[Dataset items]
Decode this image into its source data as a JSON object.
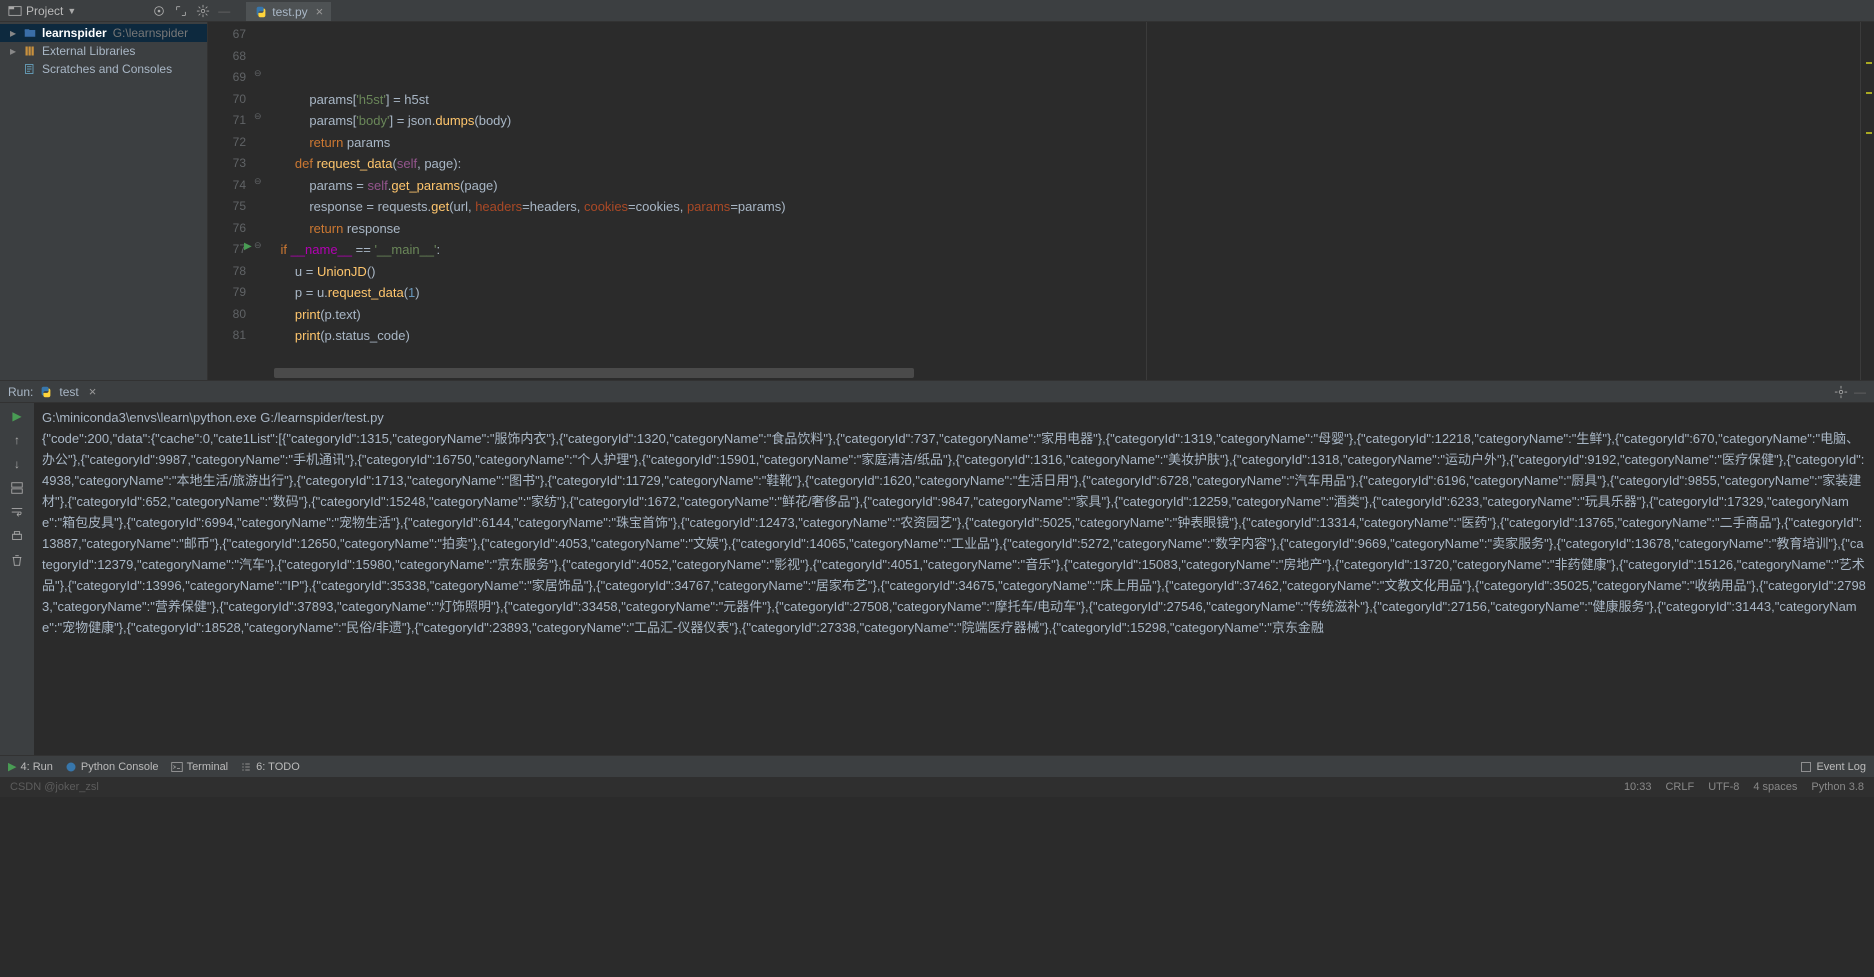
{
  "toolbar": {
    "project_label": "Project",
    "tab_file": "test.py"
  },
  "tree": {
    "root": "learnspider",
    "root_path": "G:\\learnspider",
    "ext_lib": "External Libraries",
    "scratches": "Scratches and Consoles"
  },
  "gutter_lines": [
    "67",
    "68",
    "69",
    "70",
    "71",
    "72",
    "73",
    "74",
    "75",
    "76",
    "77",
    "78",
    "79",
    "80",
    "81"
  ],
  "code_lines": [
    "            params['h5st'] = h5st",
    "            params['body'] = json.dumps(body)",
    "            return params",
    "",
    "        def request_data(self, page):",
    "            params = self.get_params(page)",
    "            response = requests.get(url, headers=headers, cookies=cookies, params=params)",
    "            return response",
    "",
    "",
    "    if __name__ == '__main__':",
    "        u = UnionJD()",
    "        p = u.request_data(1)",
    "        print(p.text)",
    "        print(p.status_code)"
  ],
  "run": {
    "label": "Run:",
    "config": "test",
    "cmd": "G:\\miniconda3\\envs\\learn\\python.exe G:/learnspider/test.py",
    "output": "{\"code\":200,\"data\":{\"cache\":0,\"cate1List\":[{\"categoryId\":1315,\"categoryName\":\"服饰内衣\"},{\"categoryId\":1320,\"categoryName\":\"食品饮料\"},{\"categoryId\":737,\"categoryName\":\"家用电器\"},{\"categoryId\":1319,\"categoryName\":\"母婴\"},{\"categoryId\":12218,\"categoryName\":\"生鲜\"},{\"categoryId\":670,\"categoryName\":\"电脑、办公\"},{\"categoryId\":9987,\"categoryName\":\"手机通讯\"},{\"categoryId\":16750,\"categoryName\":\"个人护理\"},{\"categoryId\":15901,\"categoryName\":\"家庭清洁/纸品\"},{\"categoryId\":1316,\"categoryName\":\"美妆护肤\"},{\"categoryId\":1318,\"categoryName\":\"运动户外\"},{\"categoryId\":9192,\"categoryName\":\"医疗保健\"},{\"categoryId\":4938,\"categoryName\":\"本地生活/旅游出行\"},{\"categoryId\":1713,\"categoryName\":\"图书\"},{\"categoryId\":11729,\"categoryName\":\"鞋靴\"},{\"categoryId\":1620,\"categoryName\":\"生活日用\"},{\"categoryId\":6728,\"categoryName\":\"汽车用品\"},{\"categoryId\":6196,\"categoryName\":\"厨具\"},{\"categoryId\":9855,\"categoryName\":\"家装建材\"},{\"categoryId\":652,\"categoryName\":\"数码\"},{\"categoryId\":15248,\"categoryName\":\"家纺\"},{\"categoryId\":1672,\"categoryName\":\"鲜花/奢侈品\"},{\"categoryId\":9847,\"categoryName\":\"家具\"},{\"categoryId\":12259,\"categoryName\":\"酒类\"},{\"categoryId\":6233,\"categoryName\":\"玩具乐器\"},{\"categoryId\":17329,\"categoryName\":\"箱包皮具\"},{\"categoryId\":6994,\"categoryName\":\"宠物生活\"},{\"categoryId\":6144,\"categoryName\":\"珠宝首饰\"},{\"categoryId\":12473,\"categoryName\":\"农资园艺\"},{\"categoryId\":5025,\"categoryName\":\"钟表眼镜\"},{\"categoryId\":13314,\"categoryName\":\"医药\"},{\"categoryId\":13765,\"categoryName\":\"二手商品\"},{\"categoryId\":13887,\"categoryName\":\"邮币\"},{\"categoryId\":12650,\"categoryName\":\"拍卖\"},{\"categoryId\":4053,\"categoryName\":\"文娱\"},{\"categoryId\":14065,\"categoryName\":\"工业品\"},{\"categoryId\":5272,\"categoryName\":\"数字内容\"},{\"categoryId\":9669,\"categoryName\":\"卖家服务\"},{\"categoryId\":13678,\"categoryName\":\"教育培训\"},{\"categoryId\":12379,\"categoryName\":\"汽车\"},{\"categoryId\":15980,\"categoryName\":\"京东服务\"},{\"categoryId\":4052,\"categoryName\":\"影视\"},{\"categoryId\":4051,\"categoryName\":\"音乐\"},{\"categoryId\":15083,\"categoryName\":\"房地产\"},{\"categoryId\":13720,\"categoryName\":\"非药健康\"},{\"categoryId\":15126,\"categoryName\":\"艺术品\"},{\"categoryId\":13996,\"categoryName\":\"IP\"},{\"categoryId\":35338,\"categoryName\":\"家居饰品\"},{\"categoryId\":34767,\"categoryName\":\"居家布艺\"},{\"categoryId\":34675,\"categoryName\":\"床上用品\"},{\"categoryId\":37462,\"categoryName\":\"文教文化用品\"},{\"categoryId\":35025,\"categoryName\":\"收纳用品\"},{\"categoryId\":27983,\"categoryName\":\"营养保健\"},{\"categoryId\":37893,\"categoryName\":\"灯饰照明\"},{\"categoryId\":33458,\"categoryName\":\"元器件\"},{\"categoryId\":27508,\"categoryName\":\"摩托车/电动车\"},{\"categoryId\":27546,\"categoryName\":\"传统滋补\"},{\"categoryId\":27156,\"categoryName\":\"健康服务\"},{\"categoryId\":31443,\"categoryName\":\"宠物健康\"},{\"categoryId\":18528,\"categoryName\":\"民俗/非遗\"},{\"categoryId\":23893,\"categoryName\":\"工品汇-仪器仪表\"},{\"categoryId\":27338,\"categoryName\":\"院端医疗器械\"},{\"categoryId\":15298,\"categoryName\":\"京东金融"
  },
  "bottom": {
    "run": "4: Run",
    "python_console": "Python Console",
    "terminal": "Terminal",
    "todo": "6: TODO",
    "event_log": "Event Log"
  },
  "status": {
    "pos": "10:33",
    "line_sep": "CRLF",
    "encoding": "UTF-8",
    "indent": "4 spaces",
    "interpreter": "Python 3.8",
    "watermark": "CSDN @joker_zsl"
  }
}
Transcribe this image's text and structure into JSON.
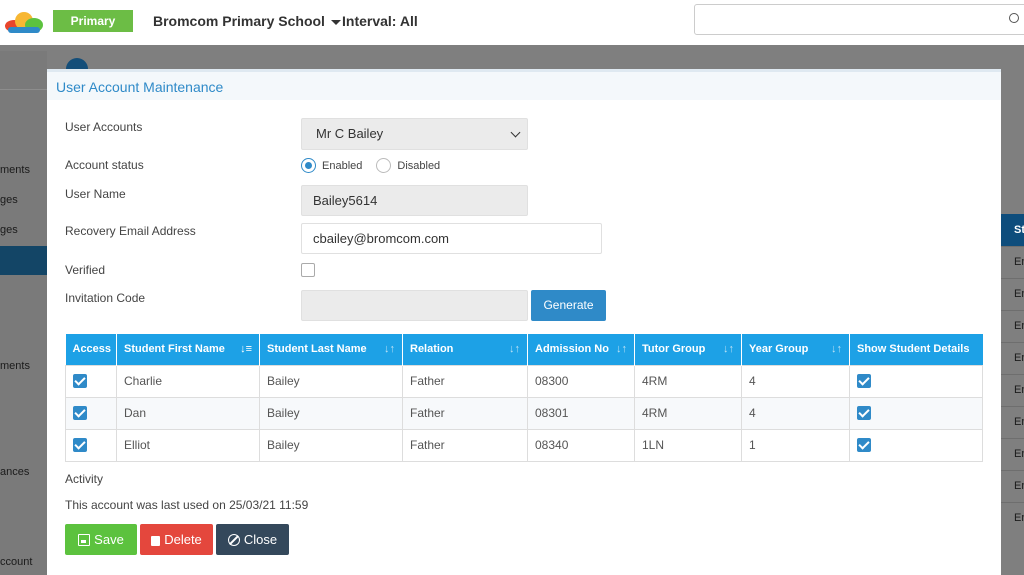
{
  "topbar": {
    "logo": "cloud-logo",
    "badge": "Primary",
    "school": "Bromcom Primary School",
    "interval": "Interval: All",
    "search_icon": "search-icon"
  },
  "background": {
    "nav_items": [
      "ments",
      "ges",
      "ges",
      "ments",
      "ances",
      "ccount"
    ],
    "right_header": "St",
    "right_rows": [
      "Er",
      "Er",
      "Er",
      "Er",
      "Er",
      "Er",
      "Er",
      "Er",
      "Er"
    ]
  },
  "modal": {
    "title": "User Account Maintenance",
    "user_accounts_label": "User Accounts",
    "user_accounts_value": "Mr C Bailey",
    "account_status_label": "Account status",
    "status_enabled": "Enabled",
    "status_disabled": "Disabled",
    "status_selected": "Enabled",
    "user_name_label": "User Name",
    "user_name_value": "Bailey5614",
    "recovery_email_label": "Recovery Email Address",
    "recovery_email_value": "cbailey@bromcom.com",
    "verified_label": "Verified",
    "verified_checked": false,
    "invitation_code_label": "Invitation Code",
    "invitation_code_value": "",
    "generate_label": "Generate",
    "table": {
      "headers": [
        "Access",
        "Student First Name",
        "Student Last Name",
        "Relation",
        "Admission No",
        "Tutor Group",
        "Year Group",
        "Show Student Details"
      ],
      "rows": [
        {
          "access": true,
          "first": "Charlie",
          "last": "Bailey",
          "relation": "Father",
          "admission": "08300",
          "tutor": "4RM",
          "year": "4",
          "show": true
        },
        {
          "access": true,
          "first": "Dan",
          "last": "Bailey",
          "relation": "Father",
          "admission": "08301",
          "tutor": "4RM",
          "year": "4",
          "show": true
        },
        {
          "access": true,
          "first": "Elliot",
          "last": "Bailey",
          "relation": "Father",
          "admission": "08340",
          "tutor": "1LN",
          "year": "1",
          "show": true
        }
      ]
    },
    "activity_label": "Activity",
    "last_used_text": "This account was last used on 25/03/21 11:59",
    "buttons": {
      "save": "Save",
      "delete": "Delete",
      "close": "Close"
    }
  },
  "colors": {
    "accent": "#2f8ac8",
    "table_header": "#1da1e6",
    "save": "#5cc23e",
    "delete": "#e4473d",
    "close": "#34485b",
    "badge": "#6cbd45"
  }
}
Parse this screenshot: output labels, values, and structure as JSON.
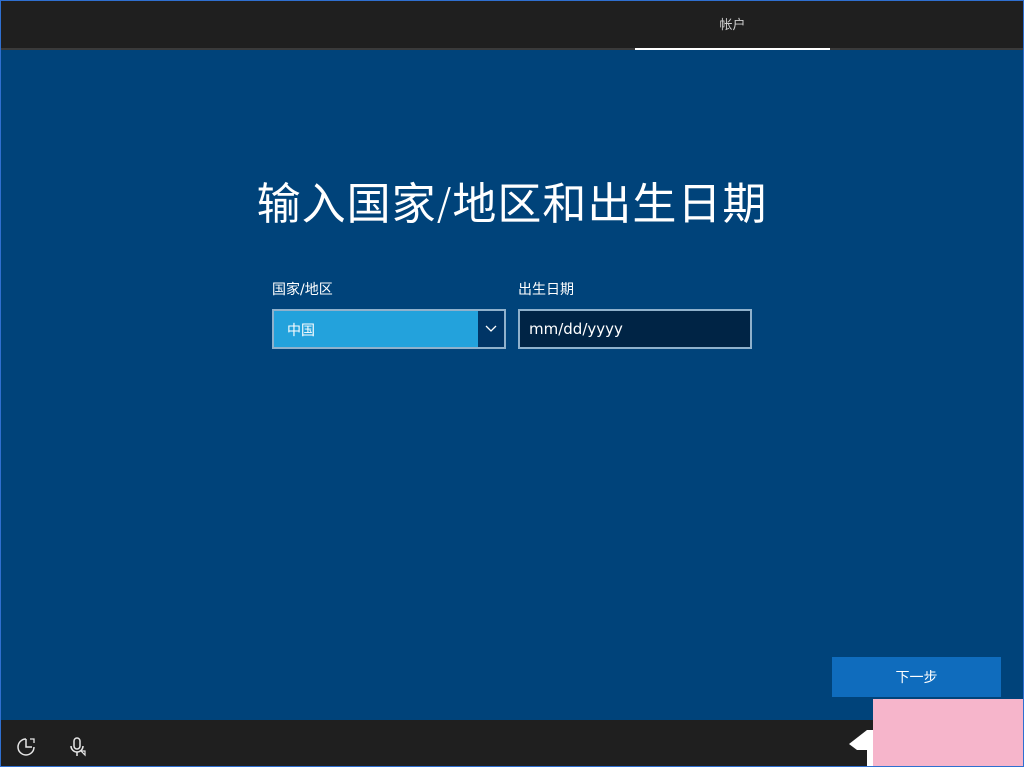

§ **What you have to do**: Which lines hold the word "Primary"? Return all of them from the records above.

§ **Result of this exercise**:
    "badge": "Primary",
    "school": "Bromcom Primary School",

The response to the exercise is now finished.